_PASSAGE FOURNI_.
'''
Vous êtes l'un des co-auteurs du Manifeste de la frugalité heureuse et créative, lancé en janvier 2018. En quoi consiste le concept d'architecture frugale ?
Philippe Madec : Avec Dominique Gauzin-Müller, architecte et auteure, et Alain Bornarel, ingénieur, nous avons lancé ce manifeste en janvier 2018 car on se disait qu'il était utile de rassembler les acteurs engagés dans l'écoresponsabilité dans le bâtiment. Aujourd'hui, on a dépassé avec succès les 15 000 signataires de notre Manifeste pour une frugalité heureuse et créative dans l'architecture et l'aménagement des territoires urbains et ruraux. Ce qui était un manifeste est devenu un mouvement international ; il y a les actions locales portées par des acteurs de terrain, et celles de certains groupes qui sont plus généraux sur la question des territoires frugaux, de la maîtrise d'ouvrage et de la cartographie des ressources naturelles.
La frugalité, ce n'est pas la sobriété. La frugalité essaie d'établir une relation sereine, juste avec la terre ; et elle n'est pas dans une injonction de décroissance d'usage, ce que la sobriété impose. Comme nous sommes des acteurs de terrain, nous avons une vision assez pragmatique de notre utilité. Nous voyons bien à quel point aujourd'hui, quand il y a des choix à faire au moment de passer des marchés avec des entreprises pour des travaux de réhabilitation ou dans le neuf, combien les matériaux biosourcés coûtent encore plus que les matériaux habituels. Alors qu'ils sont polluants, destructeurs de la planète, ils sont moins chers, parce qu'industrialisés et produits en grand nombre. Afin de promouvoir les matériaux biosourcés, géosourcés, qui sont d'origine naturelle et peu transformés, et ceux relevant du réemploi dans la construction et la rénovation, la fiscalité s'est imposée à nous. En janvier dernier, l'association La Frugalité heureuse et créative a donc mis en ligne une pétition demandant de réduire la TVA sur ces matériaux de construction vertueux. Elle recueille désormais près de 11 000 signatures.
Pourquoi passer par le levier fiscal ?
PM : La baisse de leur coût est décisive pour en massifier l'emploi, sans attendre une éventuelle taxe carbone. Nous demandons une baisse de la TVA sur les achats, ventes et mises en œuvre des matériaux biosourcés, géosourcés et de réemploi qui passerait ainsi de 10 % à 2,1 % pour tous types de travaux en réhabilitation. Le taux de 2,1 % est déjà appliqué dans les départements et territoires d'outre-mer. On considère que ces matériaux sains et décarbonés sont des matériaux de première nécessité.
Ces matériaux sains et décarbonés sont des matériaux de première nécessité.
Le grand enjeu est la réhabilitation de tout ce qui a été construit dans la seconde partie du XXe siècle, de mener des rénovations globales. Réduire leurs coûts aiderait à développer les filières industrielles. Nous demandons également de passer de 20 % à 5,5 % pour tous types de travaux en construction neuve.
Pourtant la réglementation environnementale des bâtiments neufs RE 2020, appliquée depuis 2022, encourage déjà l'usage de matériaux décarbonés avec le recours par exemple au bois ou à la brique.
'''
_À FAIRE_.
1. Dans l'entretien sur l'architecture frugale, reprenez sous forme de liste le paragraphe qui commence par « PM : La baisse de leur coût » en gardant ses faits principaux.
2. Relevez tous les taux de TVA cités dans l'entretien sur l'architecture frugale.
3. Répondez à ces questions sur l'entretien sur l'architecture frugale :
(a) Combien de signataires compte le manifeste ?
(b) Combien de signatures la pétition sur la TVA a-t-elle recueillies ?
(c) Depuis quelle année la RE 2020 est-elle appliquée ?

_Données sources_.
'''
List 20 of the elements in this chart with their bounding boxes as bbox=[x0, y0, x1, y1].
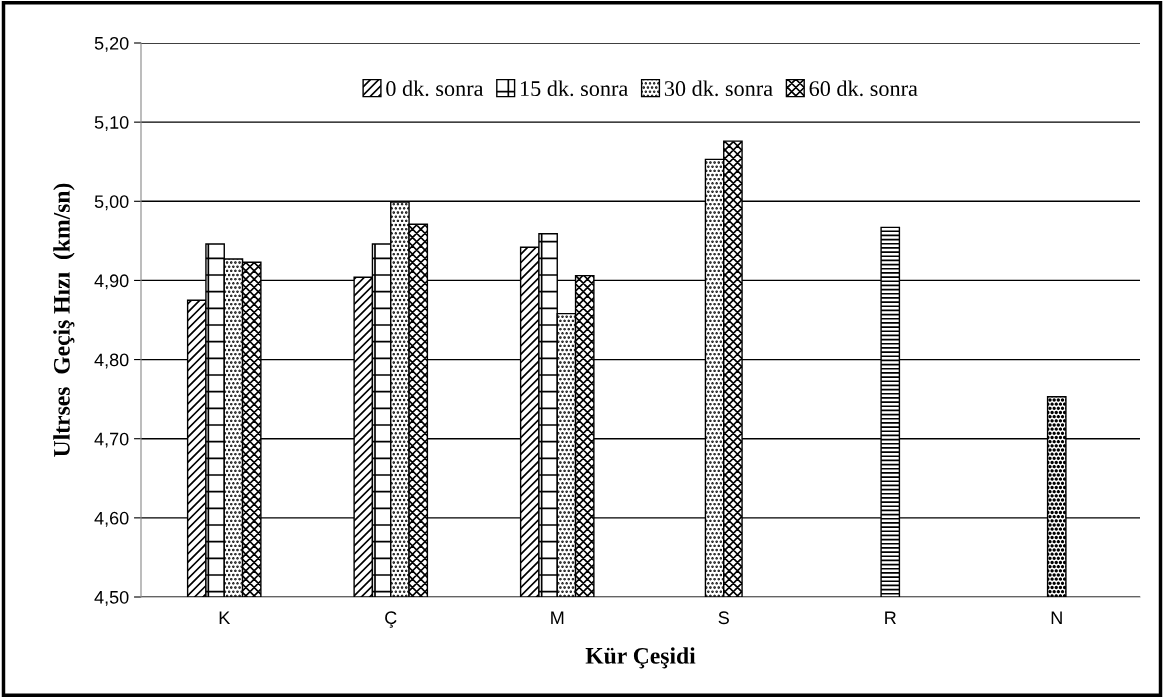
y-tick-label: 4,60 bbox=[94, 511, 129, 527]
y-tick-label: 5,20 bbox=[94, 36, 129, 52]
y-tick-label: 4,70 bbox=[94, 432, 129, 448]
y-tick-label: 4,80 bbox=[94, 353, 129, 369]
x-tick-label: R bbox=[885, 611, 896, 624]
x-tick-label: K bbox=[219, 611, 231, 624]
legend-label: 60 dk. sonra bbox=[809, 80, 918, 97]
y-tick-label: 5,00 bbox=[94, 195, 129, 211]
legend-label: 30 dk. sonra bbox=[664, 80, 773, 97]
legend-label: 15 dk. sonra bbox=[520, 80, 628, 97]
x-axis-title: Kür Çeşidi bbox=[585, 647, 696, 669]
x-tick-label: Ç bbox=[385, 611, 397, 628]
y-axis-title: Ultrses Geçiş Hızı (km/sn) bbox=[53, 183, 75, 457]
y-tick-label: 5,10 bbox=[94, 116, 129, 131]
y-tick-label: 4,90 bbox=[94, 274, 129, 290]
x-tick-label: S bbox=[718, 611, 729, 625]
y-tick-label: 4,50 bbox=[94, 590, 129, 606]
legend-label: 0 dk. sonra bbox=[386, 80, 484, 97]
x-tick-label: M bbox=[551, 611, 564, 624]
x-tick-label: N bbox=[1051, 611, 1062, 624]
'''
_RÉPONSES PAR CONSIGNE_.
1.
- Baisser le coût de ces matériaux est décisif pour en généraliser l'usage, sans attendre une éventuelle taxe carbone.
- Demande : faire passer la TVA de 10 % à 2,1 % sur les achats, ventes et mises en œuvre des matériaux biosourcés, géosourcés et de réemploi, pour tous les travaux de réhabilitation.
- Ce taux de 2,1 % s'applique déjà dans les départements et territoires d'outre-mer.
- Ces matériaux sains et décarbonés sont vus comme des matériaux de première nécessité.

2.
- 10 %
- 2,1 %
- 20 %
- 5,5 %

3.
(a) Plus de 15 000.
(b) Près de 11 000.
(c) Depuis 2022.